TASK BRIEF:
Extract every line of the listing below character for character, leaving out any pictures.

DATA FOR PROCESSING:
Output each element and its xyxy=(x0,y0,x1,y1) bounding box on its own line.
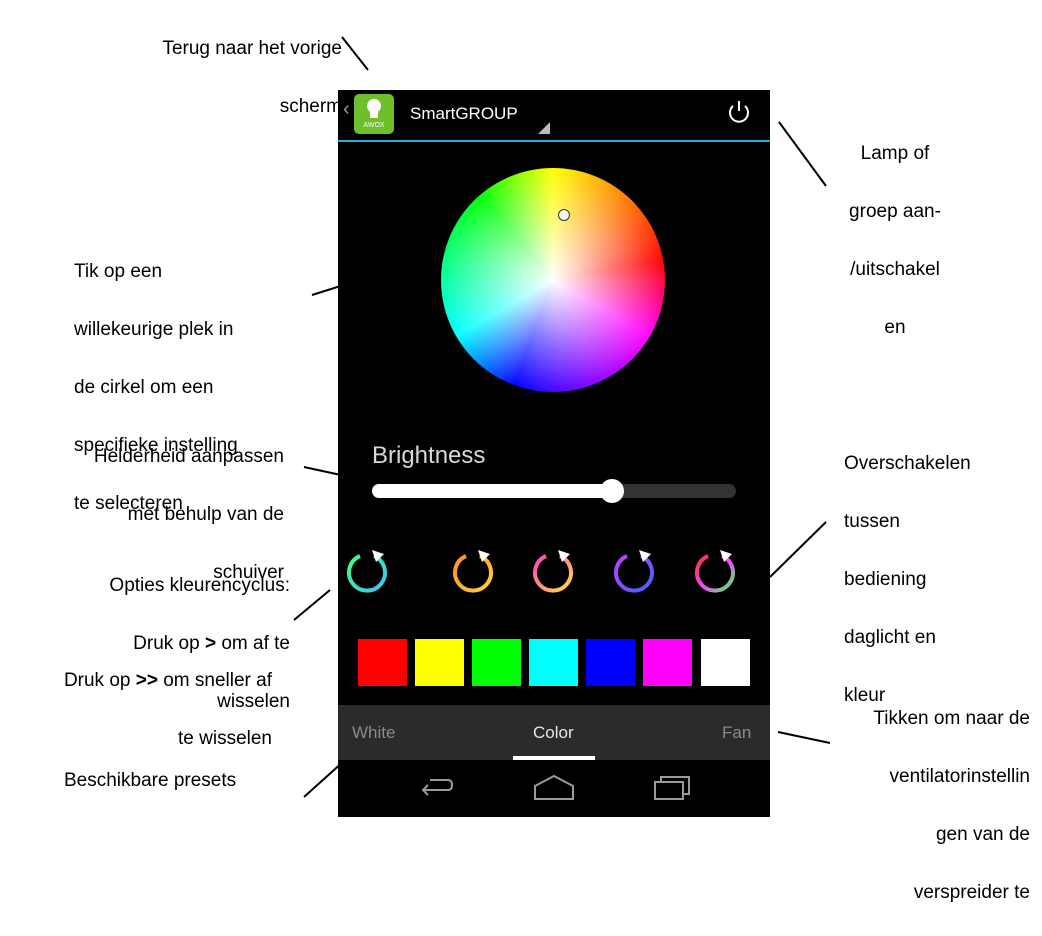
brightness-slider[interactable] xyxy=(372,479,736,503)
color-wheel-handle[interactable] xyxy=(558,209,570,221)
mode-tab-bar: White Color Fan xyxy=(338,705,770,760)
cycle-pink-yellow-icon[interactable] xyxy=(528,546,578,596)
preset-swatch[interactable] xyxy=(415,639,464,686)
android-nav-bar xyxy=(338,760,770,817)
power-icon[interactable] xyxy=(722,96,756,130)
back-icon[interactable] xyxy=(416,772,456,802)
dropdown-triangle-icon[interactable] xyxy=(538,122,550,134)
cycle-green-blue-icon[interactable] xyxy=(342,546,392,596)
app-logo-text: AWOX xyxy=(363,122,385,129)
home-icon[interactable] xyxy=(531,772,577,802)
cycle-orange-yellow-icon[interactable] xyxy=(448,546,498,596)
preset-swatch[interactable] xyxy=(358,639,407,686)
pointer-switch xyxy=(769,521,827,578)
app-logo-icon[interactable]: AWOX xyxy=(354,94,394,134)
tab-color[interactable]: Color xyxy=(533,723,574,743)
preset-swatch[interactable] xyxy=(472,639,521,686)
recents-icon[interactable] xyxy=(651,772,695,802)
preset-swatch[interactable] xyxy=(643,639,692,686)
pointer-power xyxy=(778,121,827,187)
pointer-back xyxy=(341,36,369,71)
brightness-label: Brightness xyxy=(372,442,486,469)
color-wheel-saturation xyxy=(441,168,665,392)
phone-screen: ‹ AWOX SmartGROUP Brightness White Color… xyxy=(338,90,770,817)
tab-fan[interactable]: Fan xyxy=(722,723,751,743)
action-bar: ‹ AWOX SmartGROUP xyxy=(338,90,770,140)
annotation-fan-line: gen van de xyxy=(935,824,1030,845)
brightness-slider-thumb[interactable] xyxy=(600,479,625,503)
tab-white[interactable]: White xyxy=(352,723,395,743)
group-title[interactable]: SmartGROUP xyxy=(410,104,518,124)
brightness-slider-fill xyxy=(372,484,613,498)
preset-swatch[interactable] xyxy=(586,639,635,686)
back-chevron-icon[interactable]: ‹ xyxy=(343,98,350,121)
preset-swatch[interactable] xyxy=(529,639,578,686)
bulb-base xyxy=(370,111,378,118)
cycle-rainbow-icon[interactable] xyxy=(690,546,740,596)
preset-swatch[interactable] xyxy=(701,639,750,686)
pointer-cycle xyxy=(293,589,331,621)
pointer-fan xyxy=(777,731,831,744)
cycle-purple-blue-icon[interactable] xyxy=(609,546,659,596)
annotation-fan-line: verspreider te xyxy=(913,882,1030,903)
action-bar-divider xyxy=(338,140,770,142)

RESPONSE TO THE EXERCISE:
Output each element and its xyxy=(x0,y0,x1,y1) bounding box on its own line.
brightness-slider[interactable] xyxy=(372,479,736,503)
color-wheel-handle[interactable] xyxy=(558,209,570,221)
mode-tab-bar: White Color Fan xyxy=(338,705,770,760)
cycle-pink-yellow-icon[interactable] xyxy=(528,546,578,596)
preset-swatch[interactable] xyxy=(415,639,464,686)
android-nav-bar xyxy=(338,760,770,817)
power-icon[interactable] xyxy=(722,96,756,130)
back-icon[interactable] xyxy=(416,772,456,802)
dropdown-triangle-icon[interactable] xyxy=(538,122,550,134)
cycle-green-blue-icon[interactable] xyxy=(342,546,392,596)
app-logo-text: AWOX xyxy=(363,122,385,129)
home-icon[interactable] xyxy=(531,772,577,802)
cycle-orange-yellow-icon[interactable] xyxy=(448,546,498,596)
preset-swatch[interactable] xyxy=(358,639,407,686)
pointer-switch xyxy=(769,521,827,578)
app-logo-icon[interactable]: AWOX xyxy=(354,94,394,134)
tab-color[interactable]: Color xyxy=(533,723,574,743)
preset-swatch[interactable] xyxy=(472,639,521,686)
recents-icon[interactable] xyxy=(651,772,695,802)
preset-swatch[interactable] xyxy=(643,639,692,686)
pointer-power xyxy=(778,121,827,187)
pointer-back xyxy=(341,36,369,71)
brightness-label: Brightness xyxy=(372,442,486,469)
color-wheel-saturation xyxy=(441,168,665,392)
phone-screen: ‹ AWOX SmartGROUP Brightness White Color… xyxy=(338,90,770,817)
tab-fan[interactable]: Fan xyxy=(722,723,751,743)
action-bar: ‹ AWOX SmartGROUP xyxy=(338,90,770,140)
annotation-fan-line: gen van de xyxy=(935,824,1030,845)
brightness-slider-thumb[interactable] xyxy=(600,479,625,503)
tab-white[interactable]: White xyxy=(352,723,395,743)
group-title[interactable]: SmartGROUP xyxy=(410,104,518,124)
brightness-slider-fill xyxy=(372,484,613,498)
preset-swatch[interactable] xyxy=(586,639,635,686)
back-chevron-icon[interactable]: ‹ xyxy=(343,98,350,121)
preset-swatch[interactable] xyxy=(529,639,578,686)
bulb-base xyxy=(370,111,378,118)
cycle-rainbow-icon[interactable] xyxy=(690,546,740,596)
preset-swatch[interactable] xyxy=(701,639,750,686)
pointer-cycle xyxy=(293,589,331,621)
pointer-fan xyxy=(777,731,831,744)
cycle-purple-blue-icon[interactable] xyxy=(609,546,659,596)
annotation-fan-line: verspreider te xyxy=(913,882,1030,903)
action-bar-divider xyxy=(338,140,770,142)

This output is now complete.